## [Task to carry out]
Exactly reproduce each record listed below.

## [Task input]
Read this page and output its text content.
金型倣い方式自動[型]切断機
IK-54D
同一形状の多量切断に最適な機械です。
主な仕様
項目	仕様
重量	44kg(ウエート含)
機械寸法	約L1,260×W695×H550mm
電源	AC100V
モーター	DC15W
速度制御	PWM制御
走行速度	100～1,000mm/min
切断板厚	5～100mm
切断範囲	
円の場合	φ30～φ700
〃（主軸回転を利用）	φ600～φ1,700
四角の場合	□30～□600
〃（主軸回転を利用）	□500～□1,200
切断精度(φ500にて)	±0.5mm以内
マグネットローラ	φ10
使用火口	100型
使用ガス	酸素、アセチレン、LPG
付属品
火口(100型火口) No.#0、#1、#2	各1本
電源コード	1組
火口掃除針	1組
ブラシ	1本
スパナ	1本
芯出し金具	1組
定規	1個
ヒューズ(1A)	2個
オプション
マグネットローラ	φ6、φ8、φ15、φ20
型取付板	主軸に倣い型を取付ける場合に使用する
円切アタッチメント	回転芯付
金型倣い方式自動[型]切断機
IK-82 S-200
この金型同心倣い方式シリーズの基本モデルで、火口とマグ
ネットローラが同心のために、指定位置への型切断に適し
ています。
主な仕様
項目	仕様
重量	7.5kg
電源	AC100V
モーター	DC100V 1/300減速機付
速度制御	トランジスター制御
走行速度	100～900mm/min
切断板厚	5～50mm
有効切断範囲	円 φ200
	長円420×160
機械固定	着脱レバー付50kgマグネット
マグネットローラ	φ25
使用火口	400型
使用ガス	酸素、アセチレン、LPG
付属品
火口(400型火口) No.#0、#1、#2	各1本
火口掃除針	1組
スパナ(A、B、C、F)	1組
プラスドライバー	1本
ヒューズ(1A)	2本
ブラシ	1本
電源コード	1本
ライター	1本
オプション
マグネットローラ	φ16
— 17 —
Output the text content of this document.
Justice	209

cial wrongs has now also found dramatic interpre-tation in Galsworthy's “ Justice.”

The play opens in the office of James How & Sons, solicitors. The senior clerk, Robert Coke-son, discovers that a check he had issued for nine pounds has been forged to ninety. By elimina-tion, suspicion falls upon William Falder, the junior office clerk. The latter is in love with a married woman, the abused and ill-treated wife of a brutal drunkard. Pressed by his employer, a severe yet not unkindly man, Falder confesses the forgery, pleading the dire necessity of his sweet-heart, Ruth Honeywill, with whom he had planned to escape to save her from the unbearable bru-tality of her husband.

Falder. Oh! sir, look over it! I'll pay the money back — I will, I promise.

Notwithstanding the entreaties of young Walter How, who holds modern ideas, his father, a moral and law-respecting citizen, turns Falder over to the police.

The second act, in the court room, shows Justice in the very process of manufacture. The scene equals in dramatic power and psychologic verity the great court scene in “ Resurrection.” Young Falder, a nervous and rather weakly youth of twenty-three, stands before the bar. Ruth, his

## [Reply]
Read this page and output its text content.
金型倣い方式自動[型]切断機
IK-54D
同一形状の多量切断に最適な機械です。
主な仕様
項目	仕様
重量	44kg(ウエート含)
機械寸法	約L1,260×W695×H550mm
電源	AC100V
モーター	DC15W
速度制御	PWM制御
走行速度	100～1,000mm/min
切断板厚	5～100mm
切断範囲	
円の場合	φ30～φ700
〃（主軸回転を利用）	φ600～φ1,700
四角の場合	□30～□600
〃（主軸回転を利用）	□500～□1,200
切断精度(φ500にて)	±0.5mm以内
マグネットローラ	φ10
使用火口	100型
使用ガス	酸素、アセチレン、LPG
付属品
火口(100型火口) No.#0、#1、#2	各1本
電源コード	1組
火口掃除針	1組
ブラシ	1本
スパナ	1本
芯出し金具	1組
定規	1個
ヒューズ(1A)	2個
オプション
マグネットローラ	φ6、φ8、φ15、φ20
型取付板	主軸に倣い型を取付ける場合に使用する
円切アタッチメント	回転芯付
金型倣い方式自動[型]切断機
IK-82 S-200
この金型同心倣い方式シリーズの基本モデルで、火口とマグ
ネットローラが同心のために、指定位置への型切断に適し
ています。
主な仕様
項目	仕様
重量	7.5kg
電源	AC100V
モーター	DC100V 1/300減速機付
速度制御	トランジスター制御
走行速度	100～900mm/min
切断板厚	5～50mm
有効切断範囲	円 φ200
	長円420×160
機械固定	着脱レバー付50kgマグネット
マグネットローラ	φ25
使用火口	400型
使用ガス	酸素、アセチレン、LPG
付属品
火口(400型火口) No.#0、#1、#2	各1本
火口掃除針	1組
スパナ(A、B、C、F)	1組
プラスドライバー	1本
ヒューズ(1A)	2本
ブラシ	1本
電源コード	1本
ライター	1本
オプション
マグネットローラ	φ16
— 17 —
Output the text content of this document.
Justice	209

cial wrongs has now also found dramatic interpre-tation in Galsworthy's “ Justice.”

The play opens in the office of James How & Sons, solicitors. The senior clerk, Robert Coke-son, discovers that a check he had issued for nine pounds has been forged to ninety. By elimina-tion, suspicion falls upon William Falder, the junior office clerk. The latter is in love with a married woman, the abused and ill-treated wife of a brutal drunkard. Pressed by his employer, a severe yet not unkindly man, Falder confesses the forgery, pleading the dire necessity of his sweet-heart, Ruth Honeywill, with whom he had planned to escape to save her from the unbearable bru-tality of her husband.

Falder. Oh! sir, look over it! I'll pay the money back — I will, I promise.

Notwithstanding the entreaties of young Walter How, who holds modern ideas, his father, a moral and law-respecting citizen, turns Falder over to the police.

The second act, in the court room, shows Justice in the very process of manufacture. The scene equals in dramatic power and psychologic verity the great court scene in “ Resurrection.” Young Falder, a nervous and rather weakly youth of twenty-three, stands before the bar. Ruth, his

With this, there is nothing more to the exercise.